_Work to be completed_
Please write out the complete listing that follows, exactly as it reads.

_Entries provided_
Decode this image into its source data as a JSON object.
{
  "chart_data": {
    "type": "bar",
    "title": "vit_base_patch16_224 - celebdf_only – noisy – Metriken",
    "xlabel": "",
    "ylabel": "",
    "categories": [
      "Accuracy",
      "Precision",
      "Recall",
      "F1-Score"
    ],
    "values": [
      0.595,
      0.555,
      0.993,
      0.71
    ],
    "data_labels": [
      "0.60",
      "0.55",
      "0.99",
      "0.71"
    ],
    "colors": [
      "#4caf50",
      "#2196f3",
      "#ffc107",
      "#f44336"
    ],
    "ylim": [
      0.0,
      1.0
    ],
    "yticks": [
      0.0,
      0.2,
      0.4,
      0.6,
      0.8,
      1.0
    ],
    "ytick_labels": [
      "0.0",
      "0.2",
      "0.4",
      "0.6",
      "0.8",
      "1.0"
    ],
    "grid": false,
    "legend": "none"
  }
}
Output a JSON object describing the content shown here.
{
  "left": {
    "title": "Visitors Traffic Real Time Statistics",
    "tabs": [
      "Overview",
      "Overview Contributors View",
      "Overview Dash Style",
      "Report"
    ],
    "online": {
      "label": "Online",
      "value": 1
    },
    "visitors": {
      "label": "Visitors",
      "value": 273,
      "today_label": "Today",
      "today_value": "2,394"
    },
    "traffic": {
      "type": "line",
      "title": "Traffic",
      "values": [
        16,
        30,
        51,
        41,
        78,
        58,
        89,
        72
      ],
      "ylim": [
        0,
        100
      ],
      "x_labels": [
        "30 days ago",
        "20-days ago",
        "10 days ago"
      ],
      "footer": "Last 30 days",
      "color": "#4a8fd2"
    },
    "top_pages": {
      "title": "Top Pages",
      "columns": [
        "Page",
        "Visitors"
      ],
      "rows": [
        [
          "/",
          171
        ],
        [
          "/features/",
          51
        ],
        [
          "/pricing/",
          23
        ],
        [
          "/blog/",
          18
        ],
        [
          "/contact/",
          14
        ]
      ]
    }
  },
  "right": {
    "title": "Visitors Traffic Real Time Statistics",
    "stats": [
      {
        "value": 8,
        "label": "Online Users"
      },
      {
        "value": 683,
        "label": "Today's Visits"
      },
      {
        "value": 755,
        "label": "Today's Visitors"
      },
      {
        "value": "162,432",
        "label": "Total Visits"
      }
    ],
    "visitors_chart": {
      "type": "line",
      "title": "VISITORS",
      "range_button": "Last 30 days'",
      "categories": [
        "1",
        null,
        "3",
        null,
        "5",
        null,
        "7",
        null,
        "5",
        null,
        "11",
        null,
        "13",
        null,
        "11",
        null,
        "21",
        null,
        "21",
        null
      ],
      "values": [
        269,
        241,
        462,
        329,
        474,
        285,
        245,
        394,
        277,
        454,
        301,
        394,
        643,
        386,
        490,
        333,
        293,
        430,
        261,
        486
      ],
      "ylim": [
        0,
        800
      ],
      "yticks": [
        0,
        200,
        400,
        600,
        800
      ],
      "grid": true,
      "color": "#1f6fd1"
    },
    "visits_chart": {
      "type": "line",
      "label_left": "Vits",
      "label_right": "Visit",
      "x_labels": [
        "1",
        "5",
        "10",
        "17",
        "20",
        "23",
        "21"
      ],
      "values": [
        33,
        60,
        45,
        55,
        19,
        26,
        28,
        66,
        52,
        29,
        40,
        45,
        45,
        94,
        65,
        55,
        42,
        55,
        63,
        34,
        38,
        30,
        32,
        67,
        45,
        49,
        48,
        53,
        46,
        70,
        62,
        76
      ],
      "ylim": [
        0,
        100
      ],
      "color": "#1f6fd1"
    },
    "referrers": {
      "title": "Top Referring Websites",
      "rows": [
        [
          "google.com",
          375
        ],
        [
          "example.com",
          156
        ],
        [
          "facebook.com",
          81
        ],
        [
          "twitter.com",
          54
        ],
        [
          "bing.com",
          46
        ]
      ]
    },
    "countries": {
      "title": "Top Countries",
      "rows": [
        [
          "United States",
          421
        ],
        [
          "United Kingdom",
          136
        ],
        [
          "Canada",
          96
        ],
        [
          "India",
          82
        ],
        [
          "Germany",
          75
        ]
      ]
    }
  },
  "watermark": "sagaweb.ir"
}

_Task result_
Decode this image into its source data as a JSON object.
{
  "chart_data": {
    "type": "bar",
    "title": "vit_base_patch16_224 - celebdf_only – noisy – Metriken",
    "xlabel": "",
    "ylabel": "",
    "categories": [
      "Accuracy",
      "Precision",
      "Recall",
      "F1-Score"
    ],
    "values": [
      0.595,
      0.555,
      0.993,
      0.71
    ],
    "data_labels": [
      "0.60",
      "0.55",
      "0.99",
      "0.71"
    ],
    "colors": [
      "#4caf50",
      "#2196f3",
      "#ffc107",
      "#f44336"
    ],
    "ylim": [
      0.0,
      1.0
    ],
    "yticks": [
      0.0,
      0.2,
      0.4,
      0.6,
      0.8,
      1.0
    ],
    "ytick_labels": [
      "0.0",
      "0.2",
      "0.4",
      "0.6",
      "0.8",
      "1.0"
    ],
    "grid": false,
    "legend": "none"
  }
}
Output a JSON object describing the content shown here.
{
  "left": {
    "title": "Visitors Traffic Real Time Statistics",
    "tabs": [
      "Overview",
      "Overview Contributors View",
      "Overview Dash Style",
      "Report"
    ],
    "online": {
      "label": "Online",
      "value": 1
    },
    "visitors": {
      "label": "Visitors",
      "value": 273,
      "today_label": "Today",
      "today_value": "2,394"
    },
    "traffic": {
      "type": "line",
      "title": "Traffic",
      "values": [
        16,
        30,
        51,
        41,
        78,
        58,
        89,
        72
      ],
      "ylim": [
        0,
        100
      ],
      "x_labels": [
        "30 days ago",
        "20-days ago",
        "10 days ago"
      ],
      "footer": "Last 30 days",
      "color": "#4a8fd2"
    },
    "top_pages": {
      "title": "Top Pages",
      "columns": [
        "Page",
        "Visitors"
      ],
      "rows": [
        [
          "/",
          171
        ],
        [
          "/features/",
          51
        ],
        [
          "/pricing/",
          23
        ],
        [
          "/blog/",
          18
        ],
        [
          "/contact/",
          14
        ]
      ]
    }
  },
  "right": {
    "title": "Visitors Traffic Real Time Statistics",
    "stats": [
      {
        "value": 8,
        "label": "Online Users"
      },
      {
        "value": 683,
        "label": "Today's Visits"
      },
      {
        "value": 755,
        "label": "Today's Visitors"
      },
      {
        "value": "162,432",
        "label": "Total Visits"
      }
    ],
    "visitors_chart": {
      "type": "line",
      "title": "VISITORS",
      "range_button": "Last 30 days'",
      "categories": [
        "1",
        null,
        "3",
        null,
        "5",
        null,
        "7",
        null,
        "5",
        null,
        "11",
        null,
        "13",
        null,
        "11",
        null,
        "21",
        null,
        "21",
        null
      ],
      "values": [
        269,
        241,
        462,
        329,
        474,
        285,
        245,
        394,
        277,
        454,
        301,
        394,
        643,
        386,
        490,
        333,
        293,
        430,
        261,
        486
      ],
      "ylim": [
        0,
        800
      ],
      "yticks": [
        0,
        200,
        400,
        600,
        800
      ],
      "grid": true,
      "color": "#1f6fd1"
    },
    "visits_chart": {
      "type": "line",
      "label_left": "Vits",
      "label_right": "Visit",
      "x_labels": [
        "1",
        "5",
        "10",
        "17",
        "20",
        "23",
        "21"
      ],
      "values": [
        33,
        60,
        45,
        55,
        19,
        26,
        28,
        66,
        52,
        29,
        40,
        45,
        45,
        94,
        65,
        55,
        42,
        55,
        63,
        34,
        38,
        30,
        32,
        67,
        45,
        49,
        48,
        53,
        46,
        70,
        62,
        76
      ],
      "ylim": [
        0,
        100
      ],
      "color": "#1f6fd1"
    },
    "referrers": {
      "title": "Top Referring Websites",
      "rows": [
        [
          "google.com",
          375
        ],
        [
          "example.com",
          156
        ],
        [
          "facebook.com",
          81
        ],
        [
          "twitter.com",
          54
        ],
        [
          "bing.com",
          46
        ]
      ]
    },
    "countries": {
      "title": "Top Countries",
      "rows": [
        [
          "United States",
          421
        ],
        [
          "United Kingdom",
          136
        ],
        [
          "Canada",
          96
        ],
        [
          "India",
          82
        ],
        [
          "Germany",
          75
        ]
      ]
    }
  },
  "watermark": "sagaweb.ir"
}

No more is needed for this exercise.